The task: Go through the listing below and gather every line with the word "this".

— Start of Excerpted records —

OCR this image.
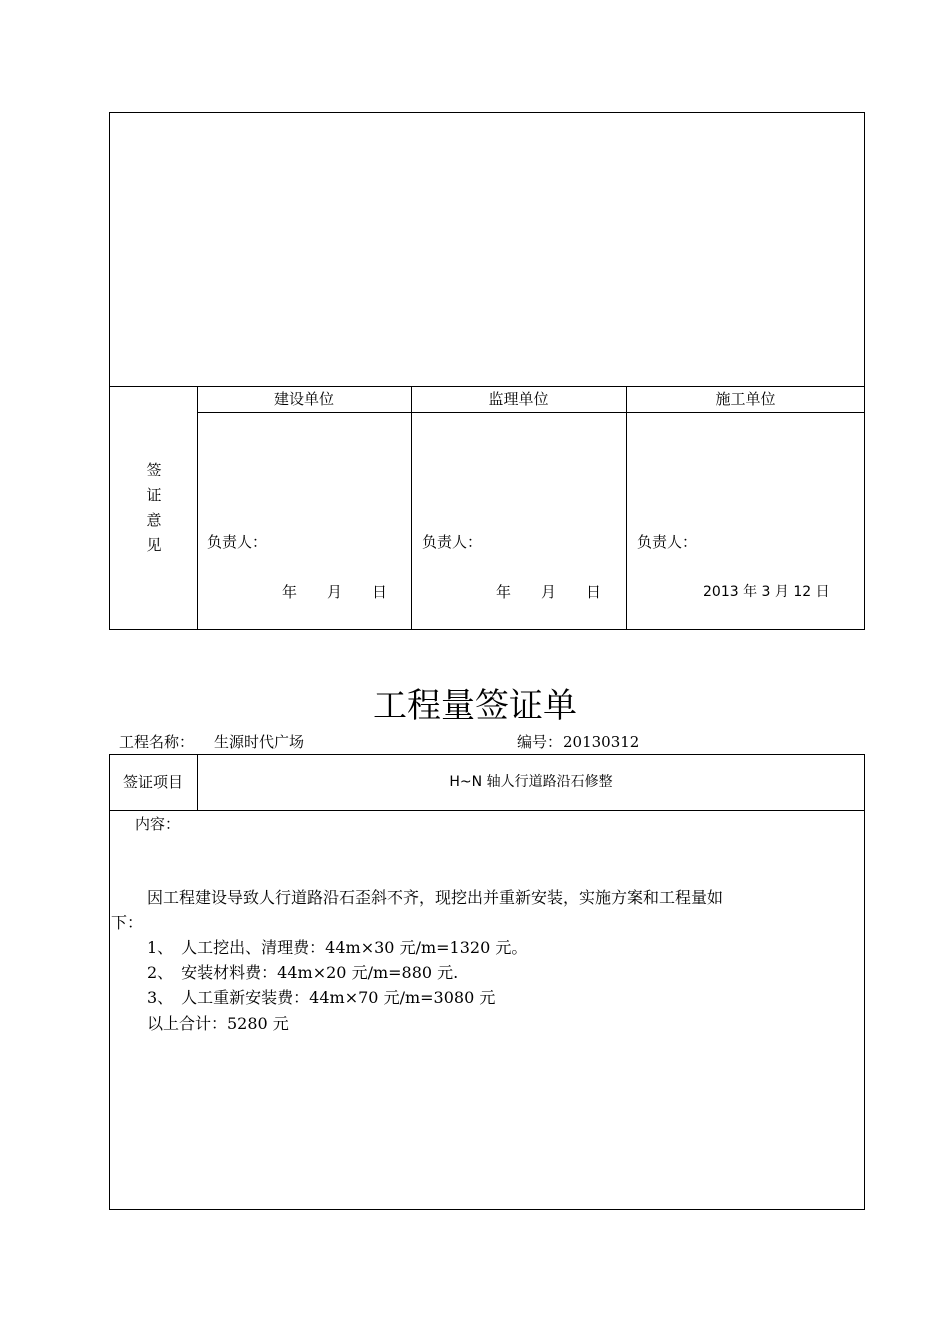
签
证
意
见
建设单位	监理单位	施工单位
负责人：	负责人：	负责人：
年　　月　　日	年　　月　　日	2013 年 3 月 12 日
工程量签证单
工程名称： 生源时代广场	编号： 20130312
签证项目	H~N 轴人行道路沿石修整
内容：
因工程建设导致人行道路沿石歪斜不齐，现挖出并重新安装，实施方案和工程量如
下：
1、　人工挖出、清理费：44m×30 元/m=1320 元。
2、　安装材料费：44m×20 元/m=880 元.
3、　人工重新安装费：44m×70 元/m=3080 元
以上合计：5280 元
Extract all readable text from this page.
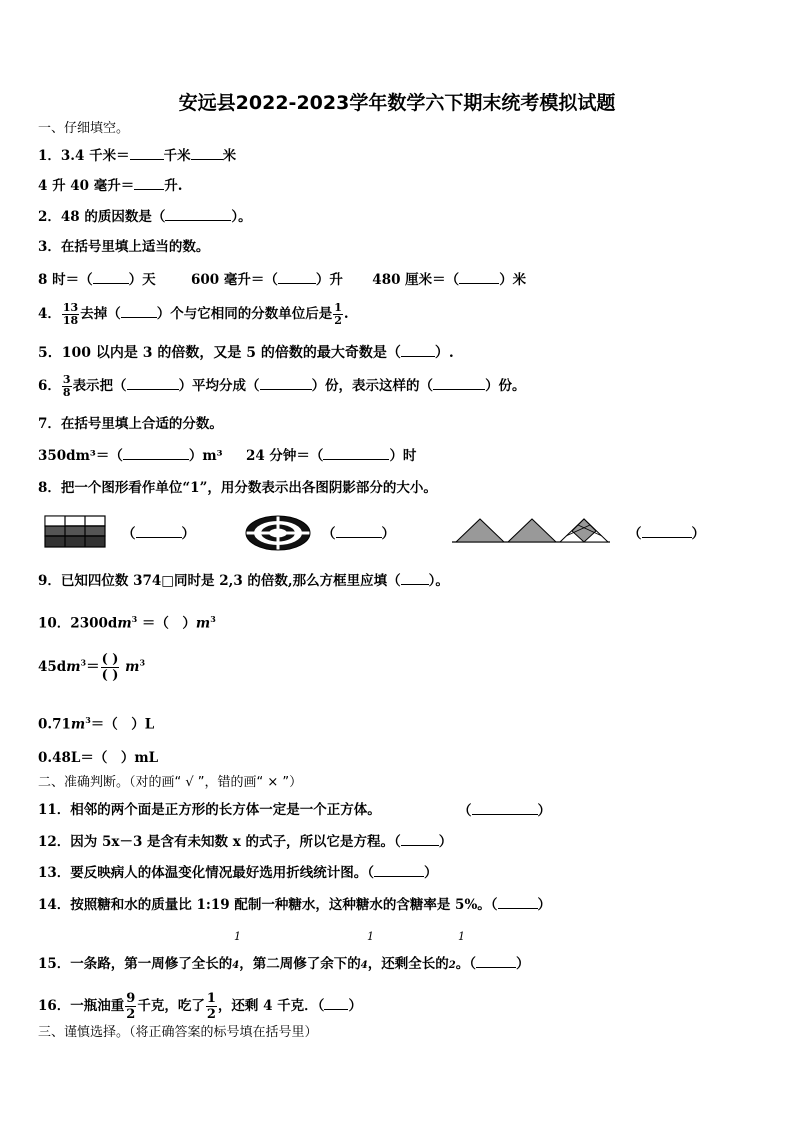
安远县2022-2023学年数学六下期末统考模拟试题
一、仔细填空。
1．3.4 千米＝	千米 米
4 升 40 毫升＝ 升.
2．48 的质因数是（	）。
3．在括号里填上适当的数。
8 时＝（	）天	600 毫升＝（	）升 480 厘米＝（	）米
4． $\frac{13}{18}$ 去掉（	）个与它相同的分数单位后是 $\frac{1}{2}$ .
5．100 以内是 3 的倍数，又是 5 的倍数的最大奇数是（ ）.
6． $\frac{3}{8}$ 表示把（	）平均分成（	）份，表示这样的（	）份。
7．在括号里填上合适的分数。
350dm³＝（	）m³ 24 分钟＝（	）时
8．把一个图形看作单位“1”，用分数表示出各图阴影部分的大小。
（	）	（	）	（	）
9．已知四位数 374□同时是 2,3 的倍数,那么方框里应填（ ）。
10．$2300dm^3$ ＝（　）$m^3$
$45dm^3= \frac{( )}{( )} m^3$
$0.71m^3=$（　）L
0.48L＝（　）mL
二、准确判断。（对的画“ √ ”，错的画“ × ”）
11．相邻的两个面是正方形的长方体一定是一个正方体。	（	）
12．因为 5x－3 是含有未知数 x 的式子，所以它是方程。（	）
13．要反映病人的体温变化情况最好选用折线统计图。（	）
14．按照糖和水的质量比 1:19 配制一种糖水，这种糖水的含糖率是 5%。（	）
1	1	1
15．一条路，第一周修了全长的4，第二周修了余下的4，还剩全长的2。（	）
16．一瓶油重 $\frac{9}{2}$ 千克，吃了 $\frac{1}{2}$ ，还剩 4 千克．（ ）
三、谨慎选择。（将正确答案的标号填在括号里）
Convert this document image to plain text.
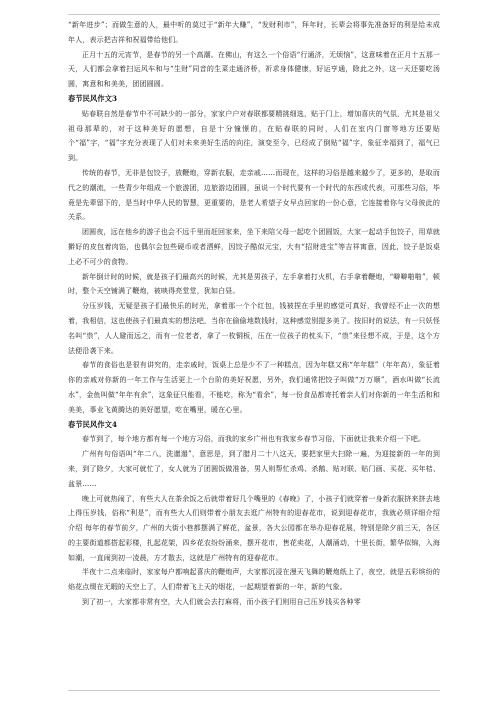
“新年进步”；而做生意的人，最中听的莫过于“新年大赚”，“发财利市”，拜年时，长辈会将事先准备好的利是给未成年人，表示把吉祥和祝福带给他们。

正月十五的元宵节，是春节的另一个高潮。在佛山，有这么一个俗语“行通济，无烦恼”，这意味着在正月十五那一天，人们都会拿着扫运风车和与“生财”同音的生菜走通济桥，祈求身体健康，好运亨通，除此之外，这一天还要吃汤圆，寓意和和美美，团团圆圆。

春节民风作文3

贴春联自然是春节中不可缺少的一部分，家家户户对春联都要精挑细选，贴于门上，增加喜庆的气氛，尤其是祖父祖母那辈的，对于这种美好的愿想，自是十分憧憬的，在贴春联的同时，人们在室内门窗等地方还要贴个“福”字，“福”字充分表现了人们对未来美好生活的向往，演变至今，已经成了倒贴“福”字，象征幸福到了，福气已到。

传统的春节，无非是包饺子，放鞭炮，穿新衣服，走亲戚……而现在，这样的习俗是越来越少了，更多的，是取而代之的潮流，一些青少年组成一个旅游团，边旅游边团圆，虽说一个时代要有一个时代的东西或代表，可那些习俗，毕竟是先辈留下的，是当时中华人民的智慧，更重要的，是老人希望子女早点回家的一份心意，它连接着你与父母彼此的关系。

团圆夜，远在他乡的游子也会不远千里而赶回家来，坐下来陪父母一起吃个团圆饭，大家一起动手包饺子，用草就擀好的皮包着肉馅，也偶尔会包些硬币或者洒鲜，因饺子酷似元宝，大有“招财进宝”等吉祥寓意，因此，饺子是饭桌上必不可少的食物。

新年倒计时的时候，就是孩子们最高兴的时候，尤其是男孩子，左手拿着打火机，右手拿着鞭炮，“噼噼啪啪”，顿时，整个天空铺满了鞭炮，被映得亮堂堂，犹如白昼。

分压岁钱，无疑是孩子们最快乐的时光，拿着那一个个红包，钱被捏在手里的感觉可真好，我曾经不止一次的想着，我相信，这也使孩子们最真实的想法吧，当你在偷偷地数钱时，这种感觉别提多美了。按旧时的说法，有一只妖怪名叫“祟”，人人避而远之，而有一位老者，拿了一枚铜板，压在一位孩子的枕头下，“祟”来径想不成，于是，这个方法便沿袭下来。

春节的食俗也是很有讲究的，走亲戚时，饭桌上总是少不了一种糕点，因为年糕又称“年年糕”（年年高），象征着你的亲戚对你新的一年工作与生活更上一个台阶的美好祝愿，另外，我们通常把饺子叫做“万万顺”，酒水叫做“长流水”，金鱼叫做“年年有余”，这象征只能看，不能吃，称为“看余”，每一份食品都寄托着亲人们对你新的一年生活和和美美，事业飞黄腾达的美好愿望，吃在嘴里，暖在心里。

春节民风作文4

春节到了，每个地方都有每一个地方习俗，而我的家乡广州也有我家乡春节习俗，下面就让我来介绍一下吧。

广州有句俗语叫“年二八，洗邋遢”，意思是，到了腊月二十八这天，要把家里大扫除一遍，为迎接新的一年的到来，到了除夕，大家可就忙了，女人就为了团圆饭做准备，男人则帮忙杀鸡、杀鹅、贴对联、贴门画、买花、买年桔、盆景……

晚上可就热闹了，有些大人在茶余饭之后就带着好几个嘴里的《春晚》了，小孩子们就穿着一身新衣服挤来挤去地上得压岁钱，俗称“利是”，而有些大人们则带着小朋友去逛广州特有的迎春花市，说到迎春花市，我就必须详细介绍介绍 每年的春节前夕，广州的大街小巷都摆满了鲜花，盆景，各大公园都在举办迎春花展，特别是除夕前三天，各区的主要街道都搭起彩楼，扎起花架，四乡花农纷纷涌来，摆开花市，售花卖花，人潮涌动，十里长街，繁华似锦，入海如潮，一直闹到初一凌晨，方才散去，这就是广州特有的迎春花市。

半夜十二点来临时，家家每户都响起喜庆的鞭炮声，大家都沉浸在漫天飞舞的鞭炮纸上了，夜空，就是五彩缤纷的焰花点缀在无暇的天空上了，人们带着飞上天的烟花，一起期望着新的一年，新的气象。

到了初一，大家都非常有空，大人们就会去打麻将，而小孩子们则用自己压岁钱买各种零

— End of Excerpted records —

Response:
OCR this image.
Extract all readable text from this page.
Convert this document image to plain text.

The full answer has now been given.